# TASK STATEMENT
Write out every line below that includes the word "Implied".

Source records

* begin *

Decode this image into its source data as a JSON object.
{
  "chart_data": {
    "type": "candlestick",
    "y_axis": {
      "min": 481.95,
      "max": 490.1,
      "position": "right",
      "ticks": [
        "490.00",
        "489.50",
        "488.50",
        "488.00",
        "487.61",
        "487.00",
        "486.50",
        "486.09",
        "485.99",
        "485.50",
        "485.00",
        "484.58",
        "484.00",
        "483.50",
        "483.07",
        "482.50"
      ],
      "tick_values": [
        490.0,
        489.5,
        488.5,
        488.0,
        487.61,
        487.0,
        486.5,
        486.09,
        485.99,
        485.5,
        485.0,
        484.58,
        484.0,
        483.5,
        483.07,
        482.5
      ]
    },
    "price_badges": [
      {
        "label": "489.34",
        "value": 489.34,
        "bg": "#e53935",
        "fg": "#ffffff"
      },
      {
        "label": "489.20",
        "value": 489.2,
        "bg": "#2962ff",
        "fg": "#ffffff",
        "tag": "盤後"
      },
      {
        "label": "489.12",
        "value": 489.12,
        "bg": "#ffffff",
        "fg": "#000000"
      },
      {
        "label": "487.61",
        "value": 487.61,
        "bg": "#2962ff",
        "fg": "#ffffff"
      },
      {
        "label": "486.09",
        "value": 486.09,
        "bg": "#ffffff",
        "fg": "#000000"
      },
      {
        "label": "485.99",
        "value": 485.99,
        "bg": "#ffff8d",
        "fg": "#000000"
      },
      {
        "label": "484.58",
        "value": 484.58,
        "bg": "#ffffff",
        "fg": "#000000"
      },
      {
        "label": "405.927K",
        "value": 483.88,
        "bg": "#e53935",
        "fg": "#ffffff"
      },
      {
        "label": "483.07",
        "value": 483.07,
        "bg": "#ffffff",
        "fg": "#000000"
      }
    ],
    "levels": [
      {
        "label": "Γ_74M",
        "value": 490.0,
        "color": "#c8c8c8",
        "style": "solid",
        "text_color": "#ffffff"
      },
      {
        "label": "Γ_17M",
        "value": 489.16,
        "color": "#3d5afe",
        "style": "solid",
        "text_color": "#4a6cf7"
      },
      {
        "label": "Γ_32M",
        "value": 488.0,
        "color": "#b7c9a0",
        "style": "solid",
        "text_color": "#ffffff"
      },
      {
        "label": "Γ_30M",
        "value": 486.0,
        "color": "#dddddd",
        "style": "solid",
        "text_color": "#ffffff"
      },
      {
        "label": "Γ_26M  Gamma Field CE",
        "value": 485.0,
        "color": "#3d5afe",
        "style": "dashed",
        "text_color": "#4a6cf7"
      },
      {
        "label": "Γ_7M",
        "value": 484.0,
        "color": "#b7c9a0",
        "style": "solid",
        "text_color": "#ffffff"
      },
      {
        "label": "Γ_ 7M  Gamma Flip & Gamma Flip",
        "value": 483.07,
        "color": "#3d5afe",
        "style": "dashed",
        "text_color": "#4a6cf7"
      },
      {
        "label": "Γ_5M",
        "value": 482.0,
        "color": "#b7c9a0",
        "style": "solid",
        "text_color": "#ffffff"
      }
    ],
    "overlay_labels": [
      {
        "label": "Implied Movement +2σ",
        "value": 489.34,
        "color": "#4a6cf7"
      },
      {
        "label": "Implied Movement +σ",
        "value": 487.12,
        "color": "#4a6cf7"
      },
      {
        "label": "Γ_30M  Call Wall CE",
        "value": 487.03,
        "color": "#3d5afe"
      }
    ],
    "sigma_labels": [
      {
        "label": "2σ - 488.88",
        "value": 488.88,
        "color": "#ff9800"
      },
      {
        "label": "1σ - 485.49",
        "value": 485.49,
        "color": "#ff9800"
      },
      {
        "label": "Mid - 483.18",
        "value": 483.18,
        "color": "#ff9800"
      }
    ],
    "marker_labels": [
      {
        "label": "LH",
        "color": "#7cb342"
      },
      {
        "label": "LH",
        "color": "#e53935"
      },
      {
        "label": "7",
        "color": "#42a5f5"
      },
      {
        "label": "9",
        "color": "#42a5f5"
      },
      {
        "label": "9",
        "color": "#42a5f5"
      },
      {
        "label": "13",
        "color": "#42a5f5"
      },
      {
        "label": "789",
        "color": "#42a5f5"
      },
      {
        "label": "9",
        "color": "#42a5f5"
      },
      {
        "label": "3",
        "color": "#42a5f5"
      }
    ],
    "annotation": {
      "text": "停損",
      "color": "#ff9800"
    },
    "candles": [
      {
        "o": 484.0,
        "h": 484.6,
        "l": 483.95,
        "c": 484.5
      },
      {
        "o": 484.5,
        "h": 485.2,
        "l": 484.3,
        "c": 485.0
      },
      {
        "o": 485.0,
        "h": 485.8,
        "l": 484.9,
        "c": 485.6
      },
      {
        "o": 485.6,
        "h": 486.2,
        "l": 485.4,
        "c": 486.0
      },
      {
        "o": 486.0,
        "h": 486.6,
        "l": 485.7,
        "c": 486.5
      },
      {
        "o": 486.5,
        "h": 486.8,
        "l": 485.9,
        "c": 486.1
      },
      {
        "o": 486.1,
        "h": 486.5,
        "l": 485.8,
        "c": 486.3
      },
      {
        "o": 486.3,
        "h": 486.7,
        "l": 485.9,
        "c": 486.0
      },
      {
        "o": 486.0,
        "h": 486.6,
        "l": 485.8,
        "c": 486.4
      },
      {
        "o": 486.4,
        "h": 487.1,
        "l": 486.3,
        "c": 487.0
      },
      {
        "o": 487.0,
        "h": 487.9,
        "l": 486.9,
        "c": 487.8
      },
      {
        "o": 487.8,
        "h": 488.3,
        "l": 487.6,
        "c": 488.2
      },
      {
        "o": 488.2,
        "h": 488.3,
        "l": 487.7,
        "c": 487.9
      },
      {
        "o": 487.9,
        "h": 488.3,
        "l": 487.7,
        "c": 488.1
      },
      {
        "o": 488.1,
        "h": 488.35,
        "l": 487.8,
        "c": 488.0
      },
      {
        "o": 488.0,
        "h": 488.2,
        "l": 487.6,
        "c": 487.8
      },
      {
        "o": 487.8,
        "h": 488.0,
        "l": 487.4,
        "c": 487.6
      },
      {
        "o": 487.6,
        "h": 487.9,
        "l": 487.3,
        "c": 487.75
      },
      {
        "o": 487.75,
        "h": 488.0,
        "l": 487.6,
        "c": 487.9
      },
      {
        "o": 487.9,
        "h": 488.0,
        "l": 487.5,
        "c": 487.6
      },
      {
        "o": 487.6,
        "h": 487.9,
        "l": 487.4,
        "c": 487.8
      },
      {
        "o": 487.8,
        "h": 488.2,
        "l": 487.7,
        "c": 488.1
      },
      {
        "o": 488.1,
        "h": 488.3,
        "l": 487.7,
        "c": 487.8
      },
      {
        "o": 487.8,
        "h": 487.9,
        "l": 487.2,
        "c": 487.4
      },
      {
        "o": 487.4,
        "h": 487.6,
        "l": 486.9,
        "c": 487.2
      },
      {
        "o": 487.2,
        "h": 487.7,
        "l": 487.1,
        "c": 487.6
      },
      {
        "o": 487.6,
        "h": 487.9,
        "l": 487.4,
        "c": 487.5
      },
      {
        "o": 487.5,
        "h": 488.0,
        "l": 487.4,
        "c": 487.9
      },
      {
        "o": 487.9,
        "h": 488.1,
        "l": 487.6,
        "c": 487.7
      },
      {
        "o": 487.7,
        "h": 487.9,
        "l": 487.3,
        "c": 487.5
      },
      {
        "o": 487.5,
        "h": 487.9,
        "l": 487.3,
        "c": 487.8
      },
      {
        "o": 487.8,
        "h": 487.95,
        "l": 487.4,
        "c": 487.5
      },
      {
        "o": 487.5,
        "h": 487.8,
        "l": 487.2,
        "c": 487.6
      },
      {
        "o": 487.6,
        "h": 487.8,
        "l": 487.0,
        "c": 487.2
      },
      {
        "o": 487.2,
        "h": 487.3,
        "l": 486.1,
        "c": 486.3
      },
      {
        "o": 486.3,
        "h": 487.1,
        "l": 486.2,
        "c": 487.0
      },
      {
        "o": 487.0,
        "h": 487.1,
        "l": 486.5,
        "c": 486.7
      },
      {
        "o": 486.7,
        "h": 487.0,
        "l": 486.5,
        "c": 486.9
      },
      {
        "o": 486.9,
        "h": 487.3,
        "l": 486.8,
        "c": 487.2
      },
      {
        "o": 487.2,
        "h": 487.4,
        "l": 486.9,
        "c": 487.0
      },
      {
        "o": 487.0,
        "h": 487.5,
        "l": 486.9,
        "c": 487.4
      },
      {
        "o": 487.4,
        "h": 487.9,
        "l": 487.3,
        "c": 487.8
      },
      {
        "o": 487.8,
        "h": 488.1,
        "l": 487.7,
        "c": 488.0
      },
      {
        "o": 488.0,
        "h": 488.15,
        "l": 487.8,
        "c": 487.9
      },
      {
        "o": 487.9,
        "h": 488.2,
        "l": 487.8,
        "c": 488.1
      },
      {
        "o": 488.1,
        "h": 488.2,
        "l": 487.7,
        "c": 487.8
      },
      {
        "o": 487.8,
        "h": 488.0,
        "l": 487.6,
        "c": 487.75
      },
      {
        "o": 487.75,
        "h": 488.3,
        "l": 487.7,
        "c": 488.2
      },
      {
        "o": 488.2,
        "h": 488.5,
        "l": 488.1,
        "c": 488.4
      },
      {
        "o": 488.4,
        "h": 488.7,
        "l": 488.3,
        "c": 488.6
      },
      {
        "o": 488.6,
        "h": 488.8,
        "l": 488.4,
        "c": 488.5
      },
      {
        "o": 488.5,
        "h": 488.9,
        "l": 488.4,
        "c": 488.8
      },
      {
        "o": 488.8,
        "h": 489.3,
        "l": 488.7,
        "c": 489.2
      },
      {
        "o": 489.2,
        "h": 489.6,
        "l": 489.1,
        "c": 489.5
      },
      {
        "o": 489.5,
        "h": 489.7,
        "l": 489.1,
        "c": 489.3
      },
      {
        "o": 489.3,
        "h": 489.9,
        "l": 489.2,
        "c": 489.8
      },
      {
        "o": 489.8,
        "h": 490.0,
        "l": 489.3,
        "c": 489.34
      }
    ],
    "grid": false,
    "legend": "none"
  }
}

* end *

# ANSWER IN FULL
        "label": "Implied Movement +2σ",
        "label": "Implied Movement +σ",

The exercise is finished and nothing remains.